#### Stored rows

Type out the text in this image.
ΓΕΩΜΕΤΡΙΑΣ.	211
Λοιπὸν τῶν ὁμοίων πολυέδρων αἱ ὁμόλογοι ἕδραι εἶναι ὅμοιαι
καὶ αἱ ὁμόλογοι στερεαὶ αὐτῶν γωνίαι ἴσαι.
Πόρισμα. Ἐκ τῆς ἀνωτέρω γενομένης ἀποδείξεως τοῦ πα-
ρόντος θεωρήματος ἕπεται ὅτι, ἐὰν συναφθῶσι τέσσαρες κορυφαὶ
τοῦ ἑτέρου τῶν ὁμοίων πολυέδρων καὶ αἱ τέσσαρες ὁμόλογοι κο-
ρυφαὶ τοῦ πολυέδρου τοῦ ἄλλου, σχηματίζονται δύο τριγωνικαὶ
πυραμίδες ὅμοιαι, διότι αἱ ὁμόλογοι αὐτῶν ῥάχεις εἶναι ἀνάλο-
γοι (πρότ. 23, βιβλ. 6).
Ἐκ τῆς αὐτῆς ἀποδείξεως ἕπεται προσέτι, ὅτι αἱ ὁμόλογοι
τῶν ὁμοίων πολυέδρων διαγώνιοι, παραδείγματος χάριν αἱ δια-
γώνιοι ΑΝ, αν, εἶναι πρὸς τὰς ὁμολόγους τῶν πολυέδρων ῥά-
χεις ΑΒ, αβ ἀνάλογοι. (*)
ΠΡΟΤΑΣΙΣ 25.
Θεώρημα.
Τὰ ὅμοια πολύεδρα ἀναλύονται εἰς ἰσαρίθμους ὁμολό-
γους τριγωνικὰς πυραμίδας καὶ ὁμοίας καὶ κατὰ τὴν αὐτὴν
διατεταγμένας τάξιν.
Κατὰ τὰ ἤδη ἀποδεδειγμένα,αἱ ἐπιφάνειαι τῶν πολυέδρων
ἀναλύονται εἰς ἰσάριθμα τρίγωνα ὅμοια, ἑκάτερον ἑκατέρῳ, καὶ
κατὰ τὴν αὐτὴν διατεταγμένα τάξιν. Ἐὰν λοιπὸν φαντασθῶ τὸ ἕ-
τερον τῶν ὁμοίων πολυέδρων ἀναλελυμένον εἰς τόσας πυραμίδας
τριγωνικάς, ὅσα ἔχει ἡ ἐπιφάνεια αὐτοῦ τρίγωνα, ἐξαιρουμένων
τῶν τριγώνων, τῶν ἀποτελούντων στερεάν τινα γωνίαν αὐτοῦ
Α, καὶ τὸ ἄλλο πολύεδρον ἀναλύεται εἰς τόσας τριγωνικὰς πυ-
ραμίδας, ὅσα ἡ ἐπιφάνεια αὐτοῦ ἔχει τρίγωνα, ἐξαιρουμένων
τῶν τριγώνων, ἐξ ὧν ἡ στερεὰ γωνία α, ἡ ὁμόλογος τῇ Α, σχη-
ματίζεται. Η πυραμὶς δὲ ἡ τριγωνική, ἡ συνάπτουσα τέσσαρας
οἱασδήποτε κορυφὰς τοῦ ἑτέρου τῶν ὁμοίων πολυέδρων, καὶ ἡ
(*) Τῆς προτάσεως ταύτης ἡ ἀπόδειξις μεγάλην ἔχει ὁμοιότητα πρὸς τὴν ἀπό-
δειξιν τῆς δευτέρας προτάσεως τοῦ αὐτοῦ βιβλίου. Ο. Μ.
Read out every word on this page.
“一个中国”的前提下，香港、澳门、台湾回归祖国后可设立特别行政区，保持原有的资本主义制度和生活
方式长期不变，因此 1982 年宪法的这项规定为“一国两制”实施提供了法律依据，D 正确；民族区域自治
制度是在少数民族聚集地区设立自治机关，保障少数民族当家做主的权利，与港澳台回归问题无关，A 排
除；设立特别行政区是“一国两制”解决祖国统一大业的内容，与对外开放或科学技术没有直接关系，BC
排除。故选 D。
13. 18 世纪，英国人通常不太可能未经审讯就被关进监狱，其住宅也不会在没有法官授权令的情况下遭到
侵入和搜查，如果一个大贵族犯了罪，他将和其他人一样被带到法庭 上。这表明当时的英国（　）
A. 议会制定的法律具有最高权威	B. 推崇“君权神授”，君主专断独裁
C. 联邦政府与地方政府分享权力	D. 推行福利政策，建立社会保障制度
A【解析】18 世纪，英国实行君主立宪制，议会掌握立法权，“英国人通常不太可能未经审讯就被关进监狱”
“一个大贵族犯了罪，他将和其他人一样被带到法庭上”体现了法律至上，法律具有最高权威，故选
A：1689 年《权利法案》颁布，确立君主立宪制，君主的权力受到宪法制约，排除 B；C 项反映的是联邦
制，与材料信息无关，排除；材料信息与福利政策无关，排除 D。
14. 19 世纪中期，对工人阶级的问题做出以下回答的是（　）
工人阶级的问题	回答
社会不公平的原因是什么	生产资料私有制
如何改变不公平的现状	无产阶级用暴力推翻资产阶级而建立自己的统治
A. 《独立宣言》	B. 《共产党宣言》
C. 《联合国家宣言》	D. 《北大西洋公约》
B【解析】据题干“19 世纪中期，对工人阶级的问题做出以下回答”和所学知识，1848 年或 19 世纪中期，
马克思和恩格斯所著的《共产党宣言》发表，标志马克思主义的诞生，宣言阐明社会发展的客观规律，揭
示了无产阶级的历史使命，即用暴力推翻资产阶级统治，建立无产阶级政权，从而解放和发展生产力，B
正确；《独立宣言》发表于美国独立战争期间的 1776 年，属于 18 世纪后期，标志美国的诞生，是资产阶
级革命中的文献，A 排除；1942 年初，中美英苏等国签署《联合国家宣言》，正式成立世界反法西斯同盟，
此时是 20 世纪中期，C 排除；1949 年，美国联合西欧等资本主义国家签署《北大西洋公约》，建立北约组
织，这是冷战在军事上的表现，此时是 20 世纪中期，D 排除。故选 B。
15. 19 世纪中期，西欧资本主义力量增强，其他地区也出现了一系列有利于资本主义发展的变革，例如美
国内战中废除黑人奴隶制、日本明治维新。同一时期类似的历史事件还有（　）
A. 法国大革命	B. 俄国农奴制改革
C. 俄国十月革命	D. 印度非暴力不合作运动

########

Exercise goal - Print all of the entries exactly as they appear.

Answer below -
Type out the text in this image.
ΓΕΩΜΕΤΡΙΑΣ.	211
Λοιπὸν τῶν ὁμοίων πολυέδρων αἱ ὁμόλογοι ἕδραι εἶναι ὅμοιαι
καὶ αἱ ὁμόλογοι στερεαὶ αὐτῶν γωνίαι ἴσαι.
Πόρισμα. Ἐκ τῆς ἀνωτέρω γενομένης ἀποδείξεως τοῦ πα-
ρόντος θεωρήματος ἕπεται ὅτι, ἐὰν συναφθῶσι τέσσαρες κορυφαὶ
τοῦ ἑτέρου τῶν ὁμοίων πολυέδρων καὶ αἱ τέσσαρες ὁμόλογοι κο-
ρυφαὶ τοῦ πολυέδρου τοῦ ἄλλου, σχηματίζονται δύο τριγωνικαὶ
πυραμίδες ὅμοιαι, διότι αἱ ὁμόλογοι αὐτῶν ῥάχεις εἶναι ἀνάλο-
γοι (πρότ. 23, βιβλ. 6).
Ἐκ τῆς αὐτῆς ἀποδείξεως ἕπεται προσέτι, ὅτι αἱ ὁμόλογοι
τῶν ὁμοίων πολυέδρων διαγώνιοι, παραδείγματος χάριν αἱ δια-
γώνιοι ΑΝ, αν, εἶναι πρὸς τὰς ὁμολόγους τῶν πολυέδρων ῥά-
χεις ΑΒ, αβ ἀνάλογοι. (*)
ΠΡΟΤΑΣΙΣ 25.
Θεώρημα.
Τὰ ὅμοια πολύεδρα ἀναλύονται εἰς ἰσαρίθμους ὁμολό-
γους τριγωνικὰς πυραμίδας καὶ ὁμοίας καὶ κατὰ τὴν αὐτὴν
διατεταγμένας τάξιν.
Κατὰ τὰ ἤδη ἀποδεδειγμένα,αἱ ἐπιφάνειαι τῶν πολυέδρων
ἀναλύονται εἰς ἰσάριθμα τρίγωνα ὅμοια, ἑκάτερον ἑκατέρῳ, καὶ
κατὰ τὴν αὐτὴν διατεταγμένα τάξιν. Ἐὰν λοιπὸν φαντασθῶ τὸ ἕ-
τερον τῶν ὁμοίων πολυέδρων ἀναλελυμένον εἰς τόσας πυραμίδας
τριγωνικάς, ὅσα ἔχει ἡ ἐπιφάνεια αὐτοῦ τρίγωνα, ἐξαιρουμένων
τῶν τριγώνων, τῶν ἀποτελούντων στερεάν τινα γωνίαν αὐτοῦ
Α, καὶ τὸ ἄλλο πολύεδρον ἀναλύεται εἰς τόσας τριγωνικὰς πυ-
ραμίδας, ὅσα ἡ ἐπιφάνεια αὐτοῦ ἔχει τρίγωνα, ἐξαιρουμένων
τῶν τριγώνων, ἐξ ὧν ἡ στερεὰ γωνία α, ἡ ὁμόλογος τῇ Α, σχη-
ματίζεται. Η πυραμὶς δὲ ἡ τριγωνική, ἡ συνάπτουσα τέσσαρας
οἱασδήποτε κορυφὰς τοῦ ἑτέρου τῶν ὁμοίων πολυέδρων, καὶ ἡ
(*) Τῆς προτάσεως ταύτης ἡ ἀπόδειξις μεγάλην ἔχει ὁμοιότητα πρὸς τὴν ἀπό-
δειξιν τῆς δευτέρας προτάσεως τοῦ αὐτοῦ βιβλίου. Ο. Μ.
Read out every word on this page.
“一个中国”的前提下，香港、澳门、台湾回归祖国后可设立特别行政区，保持原有的资本主义制度和生活
方式长期不变，因此 1982 年宪法的这项规定为“一国两制”实施提供了法律依据，D 正确；民族区域自治
制度是在少数民族聚集地区设立自治机关，保障少数民族当家做主的权利，与港澳台回归问题无关，A 排
除；设立特别行政区是“一国两制”解决祖国统一大业的内容，与对外开放或科学技术没有直接关系，BC
排除。故选 D。
13. 18 世纪，英国人通常不太可能未经审讯就被关进监狱，其住宅也不会在没有法官授权令的情况下遭到
侵入和搜查，如果一个大贵族犯了罪，他将和其他人一样被带到法庭 上。这表明当时的英国（　）
A. 议会制定的法律具有最高权威	B. 推崇“君权神授”，君主专断独裁
C. 联邦政府与地方政府分享权力	D. 推行福利政策，建立社会保障制度
A【解析】18 世纪，英国实行君主立宪制，议会掌握立法权，“英国人通常不太可能未经审讯就被关进监狱”
“一个大贵族犯了罪，他将和其他人一样被带到法庭上”体现了法律至上，法律具有最高权威，故选
A：1689 年《权利法案》颁布，确立君主立宪制，君主的权力受到宪法制约，排除 B；C 项反映的是联邦
制，与材料信息无关，排除；材料信息与福利政策无关，排除 D。
14. 19 世纪中期，对工人阶级的问题做出以下回答的是（　）
工人阶级的问题	回答
社会不公平的原因是什么	生产资料私有制
如何改变不公平的现状	无产阶级用暴力推翻资产阶级而建立自己的统治
A. 《独立宣言》	B. 《共产党宣言》
C. 《联合国家宣言》	D. 《北大西洋公约》
B【解析】据题干“19 世纪中期，对工人阶级的问题做出以下回答”和所学知识，1848 年或 19 世纪中期，
马克思和恩格斯所著的《共产党宣言》发表，标志马克思主义的诞生，宣言阐明社会发展的客观规律，揭
示了无产阶级的历史使命，即用暴力推翻资产阶级统治，建立无产阶级政权，从而解放和发展生产力，B
正确；《独立宣言》发表于美国独立战争期间的 1776 年，属于 18 世纪后期，标志美国的诞生，是资产阶
级革命中的文献，A 排除；1942 年初，中美英苏等国签署《联合国家宣言》，正式成立世界反法西斯同盟，
此时是 20 世纪中期，C 排除；1949 年，美国联合西欧等资本主义国家签署《北大西洋公约》，建立北约组
织，这是冷战在军事上的表现，此时是 20 世纪中期，D 排除。故选 B。
15. 19 世纪中期，西欧资本主义力量增强，其他地区也出现了一系列有利于资本主义发展的变革，例如美
国内战中废除黑人奴隶制、日本明治维新。同一时期类似的历史事件还有（　）
A. 法国大革命	B. 俄国农奴制改革
C. 俄国十月革命	D. 印度非暴力不合作运动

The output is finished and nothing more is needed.